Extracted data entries
#####

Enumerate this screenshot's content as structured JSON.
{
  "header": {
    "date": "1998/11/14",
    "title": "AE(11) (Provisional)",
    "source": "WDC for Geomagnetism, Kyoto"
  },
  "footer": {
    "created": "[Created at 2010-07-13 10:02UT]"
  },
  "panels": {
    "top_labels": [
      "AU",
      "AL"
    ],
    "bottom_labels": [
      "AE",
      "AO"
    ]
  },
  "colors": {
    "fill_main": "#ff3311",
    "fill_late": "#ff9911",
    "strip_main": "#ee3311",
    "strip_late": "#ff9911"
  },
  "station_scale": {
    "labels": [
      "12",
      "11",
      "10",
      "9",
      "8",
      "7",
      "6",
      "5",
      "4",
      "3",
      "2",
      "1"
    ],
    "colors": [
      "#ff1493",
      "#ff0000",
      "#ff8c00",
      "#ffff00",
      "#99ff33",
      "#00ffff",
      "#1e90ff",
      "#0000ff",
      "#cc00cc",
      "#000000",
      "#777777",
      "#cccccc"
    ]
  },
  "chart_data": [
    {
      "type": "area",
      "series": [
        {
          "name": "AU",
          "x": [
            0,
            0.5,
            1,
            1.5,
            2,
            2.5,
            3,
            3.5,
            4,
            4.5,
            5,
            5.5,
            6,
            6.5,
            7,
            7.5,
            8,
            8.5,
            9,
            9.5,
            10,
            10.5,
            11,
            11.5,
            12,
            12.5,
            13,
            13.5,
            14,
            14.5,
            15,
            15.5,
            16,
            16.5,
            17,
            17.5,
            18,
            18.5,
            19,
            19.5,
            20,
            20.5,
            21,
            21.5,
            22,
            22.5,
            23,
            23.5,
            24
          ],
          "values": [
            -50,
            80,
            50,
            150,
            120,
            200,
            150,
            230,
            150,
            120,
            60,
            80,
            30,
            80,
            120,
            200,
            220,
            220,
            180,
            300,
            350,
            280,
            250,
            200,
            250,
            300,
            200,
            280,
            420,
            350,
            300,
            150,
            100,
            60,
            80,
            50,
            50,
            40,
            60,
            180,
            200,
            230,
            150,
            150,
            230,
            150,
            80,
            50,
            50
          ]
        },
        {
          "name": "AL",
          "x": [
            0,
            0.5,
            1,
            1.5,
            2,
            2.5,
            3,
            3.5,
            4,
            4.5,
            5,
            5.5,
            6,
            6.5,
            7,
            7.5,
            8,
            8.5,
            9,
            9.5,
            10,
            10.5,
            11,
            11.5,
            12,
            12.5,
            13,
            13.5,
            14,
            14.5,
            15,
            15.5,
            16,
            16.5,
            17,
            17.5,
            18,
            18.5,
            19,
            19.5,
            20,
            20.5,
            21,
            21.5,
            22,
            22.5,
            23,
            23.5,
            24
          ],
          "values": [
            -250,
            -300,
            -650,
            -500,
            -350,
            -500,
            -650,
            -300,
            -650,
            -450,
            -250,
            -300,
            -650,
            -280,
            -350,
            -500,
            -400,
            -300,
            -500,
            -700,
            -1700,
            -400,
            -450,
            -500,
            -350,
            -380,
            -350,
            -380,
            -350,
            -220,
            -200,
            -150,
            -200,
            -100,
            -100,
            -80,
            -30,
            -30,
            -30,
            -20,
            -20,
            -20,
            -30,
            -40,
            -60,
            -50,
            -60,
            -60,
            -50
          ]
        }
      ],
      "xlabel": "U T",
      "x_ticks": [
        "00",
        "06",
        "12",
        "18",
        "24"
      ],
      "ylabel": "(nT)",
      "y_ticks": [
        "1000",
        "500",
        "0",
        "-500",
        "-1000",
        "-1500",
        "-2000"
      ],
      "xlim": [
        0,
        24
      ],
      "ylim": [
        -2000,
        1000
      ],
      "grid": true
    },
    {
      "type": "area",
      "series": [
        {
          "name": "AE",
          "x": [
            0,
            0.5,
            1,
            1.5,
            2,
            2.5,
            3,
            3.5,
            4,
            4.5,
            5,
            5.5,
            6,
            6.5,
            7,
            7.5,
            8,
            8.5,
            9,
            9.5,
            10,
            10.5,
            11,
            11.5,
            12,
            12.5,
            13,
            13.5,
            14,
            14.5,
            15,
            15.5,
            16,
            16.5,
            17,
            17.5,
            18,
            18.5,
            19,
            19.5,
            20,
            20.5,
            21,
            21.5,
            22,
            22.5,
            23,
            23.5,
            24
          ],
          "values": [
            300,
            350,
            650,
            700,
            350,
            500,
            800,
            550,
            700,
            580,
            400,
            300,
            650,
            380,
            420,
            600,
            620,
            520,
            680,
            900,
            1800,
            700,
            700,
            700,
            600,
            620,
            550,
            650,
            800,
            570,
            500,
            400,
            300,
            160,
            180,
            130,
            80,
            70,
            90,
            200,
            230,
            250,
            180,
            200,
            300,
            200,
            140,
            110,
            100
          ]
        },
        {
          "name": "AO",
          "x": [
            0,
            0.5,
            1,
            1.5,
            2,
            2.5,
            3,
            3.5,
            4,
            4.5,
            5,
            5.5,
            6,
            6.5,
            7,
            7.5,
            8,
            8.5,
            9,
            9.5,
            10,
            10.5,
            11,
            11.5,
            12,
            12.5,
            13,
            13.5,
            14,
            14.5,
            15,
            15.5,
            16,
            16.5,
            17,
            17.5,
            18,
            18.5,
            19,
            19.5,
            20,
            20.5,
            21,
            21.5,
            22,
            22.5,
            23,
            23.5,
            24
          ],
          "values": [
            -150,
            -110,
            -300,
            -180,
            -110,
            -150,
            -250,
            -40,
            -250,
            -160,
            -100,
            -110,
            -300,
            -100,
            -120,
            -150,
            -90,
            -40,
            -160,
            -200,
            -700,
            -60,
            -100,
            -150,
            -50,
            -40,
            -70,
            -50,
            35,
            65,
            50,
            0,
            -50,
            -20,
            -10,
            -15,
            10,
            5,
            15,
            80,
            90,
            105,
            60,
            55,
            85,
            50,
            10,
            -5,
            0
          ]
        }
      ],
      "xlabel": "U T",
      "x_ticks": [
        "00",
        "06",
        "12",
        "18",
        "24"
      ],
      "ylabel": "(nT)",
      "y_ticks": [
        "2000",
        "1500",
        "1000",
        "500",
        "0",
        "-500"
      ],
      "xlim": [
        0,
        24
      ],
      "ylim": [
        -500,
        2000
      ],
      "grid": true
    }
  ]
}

#####

• _TASK GOAL_
All of the data must be returned exactly.

• _EXERCISE RESULT_
Enumerate this screenshot's content as structured JSON.
{
  "header": {
    "date": "1998/11/14",
    "title": "AE(11) (Provisional)",
    "source": "WDC for Geomagnetism, Kyoto"
  },
  "footer": {
    "created": "[Created at 2010-07-13 10:02UT]"
  },
  "panels": {
    "top_labels": [
      "AU",
      "AL"
    ],
    "bottom_labels": [
      "AE",
      "AO"
    ]
  },
  "colors": {
    "fill_main": "#ff3311",
    "fill_late": "#ff9911",
    "strip_main": "#ee3311",
    "strip_late": "#ff9911"
  },
  "station_scale": {
    "labels": [
      "12",
      "11",
      "10",
      "9",
      "8",
      "7",
      "6",
      "5",
      "4",
      "3",
      "2",
      "1"
    ],
    "colors": [
      "#ff1493",
      "#ff0000",
      "#ff8c00",
      "#ffff00",
      "#99ff33",
      "#00ffff",
      "#1e90ff",
      "#0000ff",
      "#cc00cc",
      "#000000",
      "#777777",
      "#cccccc"
    ]
  },
  "chart_data": [
    {
      "type": "area",
      "series": [
        {
          "name": "AU",
          "x": [
            0,
            0.5,
            1,
            1.5,
            2,
            2.5,
            3,
            3.5,
            4,
            4.5,
            5,
            5.5,
            6,
            6.5,
            7,
            7.5,
            8,
            8.5,
            9,
            9.5,
            10,
            10.5,
            11,
            11.5,
            12,
            12.5,
            13,
            13.5,
            14,
            14.5,
            15,
            15.5,
            16,
            16.5,
            17,
            17.5,
            18,
            18.5,
            19,
            19.5,
            20,
            20.5,
            21,
            21.5,
            22,
            22.5,
            23,
            23.5,
            24
          ],
          "values": [
            -50,
            80,
            50,
            150,
            120,
            200,
            150,
            230,
            150,
            120,
            60,
            80,
            30,
            80,
            120,
            200,
            220,
            220,
            180,
            300,
            350,
            280,
            250,
            200,
            250,
            300,
            200,
            280,
            420,
            350,
            300,
            150,
            100,
            60,
            80,
            50,
            50,
            40,
            60,
            180,
            200,
            230,
            150,
            150,
            230,
            150,
            80,
            50,
            50
          ]
        },
        {
          "name": "AL",
          "x": [
            0,
            0.5,
            1,
            1.5,
            2,
            2.5,
            3,
            3.5,
            4,
            4.5,
            5,
            5.5,
            6,
            6.5,
            7,
            7.5,
            8,
            8.5,
            9,
            9.5,
            10,
            10.5,
            11,
            11.5,
            12,
            12.5,
            13,
            13.5,
            14,
            14.5,
            15,
            15.5,
            16,
            16.5,
            17,
            17.5,
            18,
            18.5,
            19,
            19.5,
            20,
            20.5,
            21,
            21.5,
            22,
            22.5,
            23,
            23.5,
            24
          ],
          "values": [
            -250,
            -300,
            -650,
            -500,
            -350,
            -500,
            -650,
            -300,
            -650,
            -450,
            -250,
            -300,
            -650,
            -280,
            -350,
            -500,
            -400,
            -300,
            -500,
            -700,
            -1700,
            -400,
            -450,
            -500,
            -350,
            -380,
            -350,
            -380,
            -350,
            -220,
            -200,
            -150,
            -200,
            -100,
            -100,
            -80,
            -30,
            -30,
            -30,
            -20,
            -20,
            -20,
            -30,
            -40,
            -60,
            -50,
            -60,
            -60,
            -50
          ]
        }
      ],
      "xlabel": "U T",
      "x_ticks": [
        "00",
        "06",
        "12",
        "18",
        "24"
      ],
      "ylabel": "(nT)",
      "y_ticks": [
        "1000",
        "500",
        "0",
        "-500",
        "-1000",
        "-1500",
        "-2000"
      ],
      "xlim": [
        0,
        24
      ],
      "ylim": [
        -2000,
        1000
      ],
      "grid": true
    },
    {
      "type": "area",
      "series": [
        {
          "name": "AE",
          "x": [
            0,
            0.5,
            1,
            1.5,
            2,
            2.5,
            3,
            3.5,
            4,
            4.5,
            5,
            5.5,
            6,
            6.5,
            7,
            7.5,
            8,
            8.5,
            9,
            9.5,
            10,
            10.5,
            11,
            11.5,
            12,
            12.5,
            13,
            13.5,
            14,
            14.5,
            15,
            15.5,
            16,
            16.5,
            17,
            17.5,
            18,
            18.5,
            19,
            19.5,
            20,
            20.5,
            21,
            21.5,
            22,
            22.5,
            23,
            23.5,
            24
          ],
          "values": [
            300,
            350,
            650,
            700,
            350,
            500,
            800,
            550,
            700,
            580,
            400,
            300,
            650,
            380,
            420,
            600,
            620,
            520,
            680,
            900,
            1800,
            700,
            700,
            700,
            600,
            620,
            550,
            650,
            800,
            570,
            500,
            400,
            300,
            160,
            180,
            130,
            80,
            70,
            90,
            200,
            230,
            250,
            180,
            200,
            300,
            200,
            140,
            110,
            100
          ]
        },
        {
          "name": "AO",
          "x": [
            0,
            0.5,
            1,
            1.5,
            2,
            2.5,
            3,
            3.5,
            4,
            4.5,
            5,
            5.5,
            6,
            6.5,
            7,
            7.5,
            8,
            8.5,
            9,
            9.5,
            10,
            10.5,
            11,
            11.5,
            12,
            12.5,
            13,
            13.5,
            14,
            14.5,
            15,
            15.5,
            16,
            16.5,
            17,
            17.5,
            18,
            18.5,
            19,
            19.5,
            20,
            20.5,
            21,
            21.5,
            22,
            22.5,
            23,
            23.5,
            24
          ],
          "values": [
            -150,
            -110,
            -300,
            -180,
            -110,
            -150,
            -250,
            -40,
            -250,
            -160,
            -100,
            -110,
            -300,
            -100,
            -120,
            -150,
            -90,
            -40,
            -160,
            -200,
            -700,
            -60,
            -100,
            -150,
            -50,
            -40,
            -70,
            -50,
            35,
            65,
            50,
            0,
            -50,
            -20,
            -10,
            -15,
            10,
            5,
            15,
            80,
            90,
            105,
            60,
            55,
            85,
            50,
            10,
            -5,
            0
          ]
        }
      ],
      "xlabel": "U T",
      "x_ticks": [
        "00",
        "06",
        "12",
        "18",
        "24"
      ],
      "ylabel": "(nT)",
      "y_ticks": [
        "2000",
        "1500",
        "1000",
        "500",
        "0",
        "-500"
      ],
      "xlim": [
        0,
        24
      ],
      "ylim": [
        -500,
        2000
      ],
      "grid": true
    }
  ]
}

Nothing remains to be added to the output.